§ **Tekst źródłowy**
· · ·
"Sprawa Mariusza Kamińskiego i Macieja Wąsika wkracza w kolejną fazę"

"PiS niezbyt ma instrumenty do tego, żeby za wiele zdziałać".

Za nami batalia o wyjście Mariusza Kamińskiego i Macieja Wąsika z więzienia, a przed nami ich walka o powrót do Sejmu - pisze Piotr Rogoziński w onet.pl.

Prof. UW Rafał Chwedoruk, nie przewiduje wariantów siłowych, bo te mogłyby jeszcze bardziej zaszkodzić partii Jarosława Kaczyńskiego.

- PiS, obok Konfederacji jest ostatnią partią, która powinna życzyć sobie w tej chwili wyborów. Dlatego musi ograniczyć się, do standardowych manifestacji – mówi Onetowi politolog UW.

Sprawa Kamińskiego i Wąsika wkracza w kolejną fazę. "PiS niezbyt ma instrumenty".
· · ·
§ **Przedstawione informacje**

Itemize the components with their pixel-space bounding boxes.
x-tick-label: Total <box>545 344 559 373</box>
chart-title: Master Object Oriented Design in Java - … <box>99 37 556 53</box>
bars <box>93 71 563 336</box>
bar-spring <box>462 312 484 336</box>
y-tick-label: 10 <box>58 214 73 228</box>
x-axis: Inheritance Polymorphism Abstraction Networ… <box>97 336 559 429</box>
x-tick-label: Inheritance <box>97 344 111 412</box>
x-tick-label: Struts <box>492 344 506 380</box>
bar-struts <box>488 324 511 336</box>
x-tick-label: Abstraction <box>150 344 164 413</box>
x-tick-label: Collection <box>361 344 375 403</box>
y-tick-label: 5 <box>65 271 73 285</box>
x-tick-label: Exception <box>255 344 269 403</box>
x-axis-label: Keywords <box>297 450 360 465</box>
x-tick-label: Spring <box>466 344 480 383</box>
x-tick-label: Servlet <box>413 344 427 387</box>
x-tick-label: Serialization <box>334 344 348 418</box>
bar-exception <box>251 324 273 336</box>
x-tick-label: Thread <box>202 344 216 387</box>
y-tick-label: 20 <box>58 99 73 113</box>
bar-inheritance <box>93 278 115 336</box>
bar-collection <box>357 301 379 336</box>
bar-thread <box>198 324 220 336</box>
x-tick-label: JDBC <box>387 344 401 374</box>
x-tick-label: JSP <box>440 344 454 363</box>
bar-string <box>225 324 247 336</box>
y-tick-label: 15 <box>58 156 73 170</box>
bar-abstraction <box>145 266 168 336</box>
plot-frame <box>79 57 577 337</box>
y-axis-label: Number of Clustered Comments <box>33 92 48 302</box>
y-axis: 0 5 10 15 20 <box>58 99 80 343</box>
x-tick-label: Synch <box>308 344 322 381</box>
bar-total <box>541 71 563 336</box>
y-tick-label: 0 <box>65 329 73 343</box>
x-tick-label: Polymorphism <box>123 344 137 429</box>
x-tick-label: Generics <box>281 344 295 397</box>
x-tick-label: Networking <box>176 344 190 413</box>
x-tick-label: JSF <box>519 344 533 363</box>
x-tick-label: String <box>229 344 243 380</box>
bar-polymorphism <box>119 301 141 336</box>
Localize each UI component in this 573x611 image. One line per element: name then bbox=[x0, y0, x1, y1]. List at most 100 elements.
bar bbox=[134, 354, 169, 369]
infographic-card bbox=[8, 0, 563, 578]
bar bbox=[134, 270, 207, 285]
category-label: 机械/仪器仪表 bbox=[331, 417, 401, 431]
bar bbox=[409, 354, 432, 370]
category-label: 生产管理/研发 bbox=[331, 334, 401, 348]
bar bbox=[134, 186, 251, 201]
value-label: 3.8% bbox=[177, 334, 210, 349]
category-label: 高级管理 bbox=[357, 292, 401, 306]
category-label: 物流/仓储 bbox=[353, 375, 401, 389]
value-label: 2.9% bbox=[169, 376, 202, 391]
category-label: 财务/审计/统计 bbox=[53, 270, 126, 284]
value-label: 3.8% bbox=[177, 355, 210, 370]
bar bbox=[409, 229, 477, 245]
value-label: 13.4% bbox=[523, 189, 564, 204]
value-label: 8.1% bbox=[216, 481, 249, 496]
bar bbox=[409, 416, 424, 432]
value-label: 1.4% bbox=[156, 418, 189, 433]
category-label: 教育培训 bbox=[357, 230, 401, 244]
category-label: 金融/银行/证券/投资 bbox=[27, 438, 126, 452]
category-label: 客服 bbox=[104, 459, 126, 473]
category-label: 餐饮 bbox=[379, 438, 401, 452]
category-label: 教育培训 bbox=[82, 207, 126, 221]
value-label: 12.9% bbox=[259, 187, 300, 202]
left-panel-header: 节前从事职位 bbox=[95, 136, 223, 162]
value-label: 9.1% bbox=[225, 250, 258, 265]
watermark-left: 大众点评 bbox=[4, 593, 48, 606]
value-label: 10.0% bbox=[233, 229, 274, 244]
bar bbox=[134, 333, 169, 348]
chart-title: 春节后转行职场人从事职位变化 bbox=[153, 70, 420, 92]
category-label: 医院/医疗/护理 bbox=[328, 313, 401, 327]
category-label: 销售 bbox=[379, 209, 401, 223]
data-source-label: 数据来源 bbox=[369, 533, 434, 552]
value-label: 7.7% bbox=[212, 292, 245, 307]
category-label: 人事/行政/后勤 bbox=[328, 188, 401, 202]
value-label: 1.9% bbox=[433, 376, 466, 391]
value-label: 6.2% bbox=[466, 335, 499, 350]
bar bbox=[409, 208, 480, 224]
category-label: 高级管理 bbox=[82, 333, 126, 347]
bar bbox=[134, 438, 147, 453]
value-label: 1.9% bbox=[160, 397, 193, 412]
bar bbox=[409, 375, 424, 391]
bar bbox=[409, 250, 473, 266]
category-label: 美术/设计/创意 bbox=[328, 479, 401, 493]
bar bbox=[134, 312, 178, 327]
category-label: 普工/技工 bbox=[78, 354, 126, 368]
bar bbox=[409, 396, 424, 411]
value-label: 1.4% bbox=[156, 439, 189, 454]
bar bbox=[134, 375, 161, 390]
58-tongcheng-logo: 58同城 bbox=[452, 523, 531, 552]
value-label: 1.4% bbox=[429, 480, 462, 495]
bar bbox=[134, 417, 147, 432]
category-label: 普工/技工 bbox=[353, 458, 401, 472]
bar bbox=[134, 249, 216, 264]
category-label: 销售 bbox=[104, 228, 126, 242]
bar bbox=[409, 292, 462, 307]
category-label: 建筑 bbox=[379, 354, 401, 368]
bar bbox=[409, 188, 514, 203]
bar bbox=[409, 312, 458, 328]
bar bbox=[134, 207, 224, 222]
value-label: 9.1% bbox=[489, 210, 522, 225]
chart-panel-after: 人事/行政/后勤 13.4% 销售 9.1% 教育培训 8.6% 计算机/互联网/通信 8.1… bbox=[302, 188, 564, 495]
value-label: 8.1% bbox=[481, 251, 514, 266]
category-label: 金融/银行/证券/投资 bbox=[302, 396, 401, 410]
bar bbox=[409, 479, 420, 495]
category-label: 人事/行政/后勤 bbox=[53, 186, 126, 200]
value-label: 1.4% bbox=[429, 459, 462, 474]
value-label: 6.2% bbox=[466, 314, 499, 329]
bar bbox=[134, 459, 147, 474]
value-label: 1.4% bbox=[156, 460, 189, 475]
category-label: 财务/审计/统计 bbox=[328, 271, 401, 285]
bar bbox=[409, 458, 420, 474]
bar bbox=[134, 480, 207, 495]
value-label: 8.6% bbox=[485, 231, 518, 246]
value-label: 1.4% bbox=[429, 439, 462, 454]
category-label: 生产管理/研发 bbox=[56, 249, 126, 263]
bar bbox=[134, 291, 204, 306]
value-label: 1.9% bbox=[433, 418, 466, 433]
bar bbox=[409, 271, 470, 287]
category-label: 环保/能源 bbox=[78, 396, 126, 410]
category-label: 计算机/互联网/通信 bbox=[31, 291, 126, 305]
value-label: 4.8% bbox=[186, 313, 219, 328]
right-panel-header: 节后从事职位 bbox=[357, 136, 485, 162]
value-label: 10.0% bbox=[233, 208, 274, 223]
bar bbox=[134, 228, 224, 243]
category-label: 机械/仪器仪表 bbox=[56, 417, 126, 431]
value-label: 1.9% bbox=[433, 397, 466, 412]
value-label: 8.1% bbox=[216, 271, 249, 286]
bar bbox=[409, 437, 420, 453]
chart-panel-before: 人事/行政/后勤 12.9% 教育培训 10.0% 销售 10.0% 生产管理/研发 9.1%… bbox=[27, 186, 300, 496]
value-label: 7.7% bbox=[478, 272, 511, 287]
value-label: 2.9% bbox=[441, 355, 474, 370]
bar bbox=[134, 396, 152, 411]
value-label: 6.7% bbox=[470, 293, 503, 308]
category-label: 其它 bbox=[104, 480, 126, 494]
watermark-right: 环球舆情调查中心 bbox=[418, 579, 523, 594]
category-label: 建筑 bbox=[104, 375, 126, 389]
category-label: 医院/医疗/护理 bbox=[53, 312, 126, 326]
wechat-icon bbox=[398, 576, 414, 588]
· · ·
§ **Polecenia do ćwiczenia**
**a.** Którą partię politolog UW stawia w tekście o sprawie Kamińskiego i Wąsika obok PiS jako tę, która najmniej powinna teraz życzyć sobie wyborów?
**b.** Przepisz bez zmian fragment tekstu o sprawie Kamińskiego i Wąsika, zaczynając od „Prof. UW Rafał” i kończąc na „Onetowi politolog UW.”.
**c.** Napisz dalszy ciąg tekstu o sprawie Kamińskiego i Wąsika, zaczynając od miejsca, w którym się urywa.

§ **Odpowiedzi do zadań**
**a.** Konfederację.

**b.**
Prof. UW Rafał Chwedoruk, nie przewiduje wariantów siłowych, bo te mogłyby jeszcze bardziej zaszkodzić partii Jarosława Kaczyńskiego.

- PiS, obok Konfederacji jest ostatnią partią, która powinna życzyć sobie w tej chwili wyborów. Dlatego musi ograniczyć się, do standardowych manifestacji – mówi Onetowi politolog UW.

**c.**
Spotkanie w Pałacu Prezydenckim. Na zdjęciu Andrzej Duda (po prawej), Mariusz Kamiński (w środku) oraz Maciej Wąsik (po lewej).

– Sprawa panów Kamińskiego i Wąsika, to tylko jeden z powyborczych odcinków, ale bynajmniej nie ostatni – mówi Onetowi prof. Rafał Chwedoruk.

Już w czwartek odbędzie się kolejne posiedzenie Sejmu. Politolog UW przewiduje, że obrady będą gorące, ale raczej nie będziemy świadkami przepychanek.

– Prawo i Sprawiedliwość, niezbyt ma instrumenty do tego, żeby za wiele zdziałać. Myślę, że raczej realne będą działania, o typowo demonstracyjnym charakterze, niewiele w istocie zmieniające, tak jak przed dyskusją o budżecie państwa – przewiduje.

– Jarosław Kaczyński poniekąd wygrał to, co chciał, czyli czas, w którym jego partia mogła być jeszcze bardziej rozedrgana i jeszcze szybciej tracić poparcie. To jednak udało się ograniczyć – uważa ekspert.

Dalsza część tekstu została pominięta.